Exercise data:
========

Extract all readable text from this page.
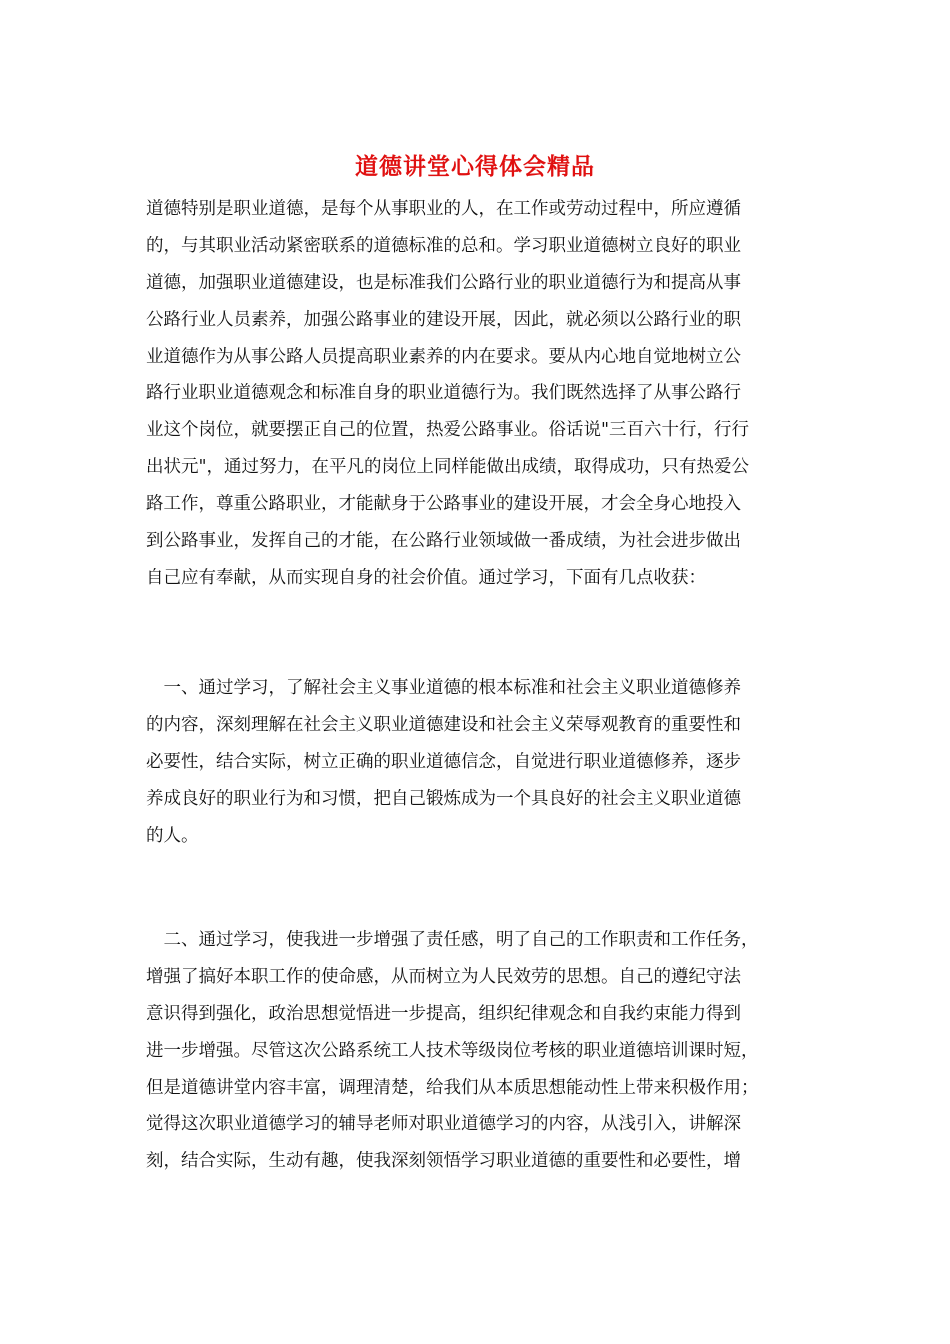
道德讲堂心得体会精品
道德特别是职业道德，是每个从事职业的人，在工作或劳动过程中，所应遵循
的，与其职业活动紧密联系的道德标准的总和。学习职业道德树立良好的职业
道德，加强职业道德建设，也是标准我们公路行业的职业道德行为和提高从事
公路行业人员素养，加强公路事业的建设开展，因此，就必须以公路行业的职
业道德作为从事公路人员提高职业素养的内在要求。要从内心地自觉地树立公
路行业职业道德观念和标准自身的职业道德行为。我们既然选择了从事公路行
业这个岗位，就要摆正自己的位置，热爱公路事业。俗话说"三百六十行，行行
出状元"，通过努力，在平凡的岗位上同样能做出成绩，取得成功，只有热爱公
路工作，尊重公路职业，才能献身于公路事业的建设开展，才会全身心地投入
到公路事业，发挥自己的才能，在公路行业领域做一番成绩，为社会进步做出
自己应有奉献，从而实现自身的社会价值。通过学习，下面有几点收获：
　一、通过学习，了解社会主义事业道德的根本标准和社会主义职业道德修养
的内容，深刻理解在社会主义职业道德建设和社会主义荣辱观教育的重要性和
必要性，结合实际，树立正确的职业道德信念，自觉进行职业道德修养，逐步
养成良好的职业行为和习惯，把自己锻炼成为一个具良好的社会主义职业道德
的人。
　二、通过学习，使我进一步增强了责任感，明了自己的工作职责和工作任务，
增强了搞好本职工作的使命感，从而树立为人民效劳的思想。自己的遵纪守法
意识得到强化，政治思想觉悟进一步提高，组织纪律观念和自我约束能力得到
进一步增强。尽管这次公路系统工人技术等级岗位考核的职业道德培训课时短，
但是道德讲堂内容丰富，调理清楚，给我们从本质思想能动性上带来积极作用；
觉得这次职业道德学习的辅导老师对职业道德学习的内容，从浅引入，讲解深
刻，结合实际，生动有趣，使我深刻领悟学习职业道德的重要性和必要性，增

========

Copy all lines in the listing above where the string "结合实际" appears.

Exercise solution:
必要性，结合实际，树立正确的职业道德信念，自觉进行职业道德修养，逐步
刻，结合实际，生动有趣，使我深刻领悟学习职业道德的重要性和必要性，增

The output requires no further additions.